◆ **SHORT TASK 1**:
Copy the part of the forum thread about frogs in toilets that starts at the words "I live just" and ends after "bees knees IMO.".
◆ **SHORT TASK 2**:
Write what comes next in the forum thread about frogs in toilets, picking up after its last sentence.

◆ **SELECTED EXTRACT**:
──────────

# Frog removal from tropical toilets.



## RoryBreaker (Aug 25, 2015)

http://www.abc.net.au/news/2015-08-25/frog-in-the-pond-removing-frogs-from-tropical-toilets/6722636


----------



## Tigerlily (Aug 26, 2015)

"This frog is a floater" lol!

One of my fondest childhood memories is a family trip to Cairns, where we stayed with some friends who lived in a very fancy house with literally no wall on one side... there was a giant GTF living in the toilet there; I was so enchanted!


----------



## RoryBreaker (Aug 26, 2015)

Tigerlily said:


> "This frog is a floater" lol!
> 
> One of my fondest childhood memories is a family trip to Cairns, where we stayed with some friends who lived in a very fancy house with literally no wall on one side... there was a giant GTF living in the toilet there; I was so enchanted!



I live just to the west of Brisvegas and most summers I get a green frog in my toilet doing an impression of an unflushable turd too.


----------



## kingofnobbys (Aug 26, 2015)

They are just such loveable little guys, never met a frog that wasn't. Green tree frogs are the bees knees IMO.

We had a huge green tree frog (to a 5 year old boy) who frequented our bathroom and would be up in the system every night and drove my mum and dad crazy croaking all night (until dad would fish it out and deposit it out the bathroom window).

──────────

◆ **DATA EXTRACT**:

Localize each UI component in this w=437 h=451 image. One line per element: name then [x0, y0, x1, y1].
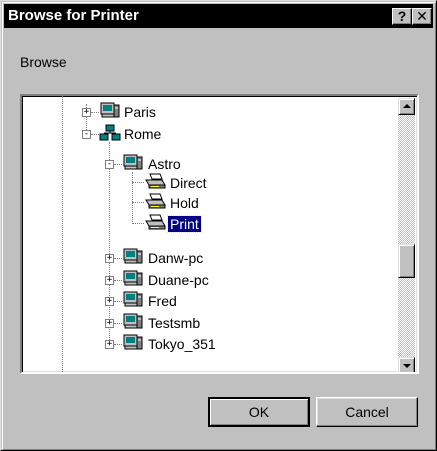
expand-icon[interactable]: + [105, 319, 114, 328]
tree-node-label: Direct [170, 175, 207, 191]
expand-icon[interactable]: + [105, 276, 114, 285]
vertical-scrollbar[interactable] [398, 98, 415, 372]
expand-icon[interactable]: + [105, 340, 114, 349]
help-button[interactable]: ? [392, 8, 412, 25]
dialog-window: Browse for Printer ? ✕ Browse + Paris - [0, 0, 437, 451]
tree-node-label: Rome [124, 126, 162, 142]
tree-node-testsmb[interactable]: + Testsmb [22, 313, 222, 333]
tree-node-label: Danw-pc [148, 250, 204, 266]
tree-node-label: Duane-pc [148, 272, 209, 288]
collapse-icon[interactable]: - [82, 130, 91, 139]
expand-icon[interactable]: + [105, 254, 114, 263]
computer-icon [122, 291, 144, 309]
printer-icon [144, 193, 166, 211]
expand-icon[interactable]: + [82, 108, 91, 117]
computer-icon [122, 154, 144, 172]
tree-node-label: Fred [148, 293, 177, 309]
tree-node-label: Hold [170, 195, 199, 211]
scroll-up-button[interactable] [398, 98, 415, 115]
computer-icon [122, 313, 144, 331]
printer-icon [144, 214, 166, 232]
computer-icon [122, 270, 144, 288]
title-bar[interactable]: Browse for Printer ? ✕ [4, 4, 433, 28]
tree-node-danw-pc[interactable]: + Danw-pc [22, 248, 222, 268]
computer-icon [122, 334, 144, 352]
tree-node-label: Astro [148, 156, 181, 172]
ok-button[interactable]: OK [208, 397, 310, 427]
scroll-thumb[interactable] [398, 244, 415, 278]
arrow-up-icon [403, 104, 411, 108]
browse-label: Browse [20, 54, 67, 70]
tree-node-tokyo-351[interactable]: + Tokyo_351 [22, 334, 222, 354]
window-title: Browse for Printer [8, 7, 139, 24]
tree-node-duane-pc[interactable]: + Duane-pc [22, 270, 222, 290]
scroll-down-button[interactable] [398, 357, 415, 372]
computer-icon [99, 102, 121, 120]
tree-node-paris[interactable]: + Paris [22, 102, 222, 122]
computer-icon [122, 248, 144, 266]
cancel-button[interactable]: Cancel [316, 397, 418, 427]
tree-node-rome[interactable]: - Rome [22, 124, 222, 144]
tree-node-astro[interactable]: - Astro [22, 154, 222, 174]
tree-node-fred[interactable]: + Fred [22, 291, 222, 311]
arrow-down-icon [403, 364, 411, 368]
printer-tree[interactable]: + Paris - Rome - Astro Direct Hold Print… [20, 94, 419, 374]
expand-icon[interactable]: + [105, 297, 114, 306]
tree-node-hold[interactable]: Hold [22, 193, 222, 213]
close-button[interactable]: ✕ [412, 8, 432, 25]
tree-node-label: Testsmb [148, 315, 201, 331]
collapse-icon[interactable]: - [105, 160, 114, 169]
tree-node-label: Paris [124, 104, 156, 120]
tree-node-label-selected: Print [167, 215, 202, 233]
network-icon [99, 124, 121, 142]
printer-icon [144, 173, 166, 191]
tree-node-print[interactable]: Print [22, 214, 222, 234]
tree-node-direct[interactable]: Direct [22, 173, 222, 193]
tree-node-label: Tokyo_351 [148, 336, 216, 352]
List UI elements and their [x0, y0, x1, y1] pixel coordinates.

──────────

◆ **WRITTEN ANSWER 1**:
I live just to the west of Brisvegas and most summers I get a green frog in my toilet doing an impression of an unflushable turd too.


----------



## kingofnobbys (Aug 26, 2015)

They are just such loveable little guys, never met a frog that wasn't. Green tree frogs are the bees knees IMO.

◆ **WRITTEN ANSWER 2**:
Always came back.

Yes - I took a fancy to Freddie and made a bit of pet of him , was very friendly and I have fond memories of collecting grasshoppers and bugs from the grass in our yard to feed to him.

I can also relate a funny story about frogs in toilets - on our round Australia 4x4 trip a number of years ago we stayed at the big motel in Fitzroy Crossing. The place was tree frog paradise, frogs everywhere, and you had to check the toilet before sitting, as there were often a frog enjoying the cool water there. One American lady tourist didn't know that, and came running out of the toilet at the restraint with her panties around her knees screaming "get it off" .... a frog had taken a fancy of what it had seen when she sat and lept up and glued itself to her upper inner thigh ..... was very funny to see .... but guess you had to be there though.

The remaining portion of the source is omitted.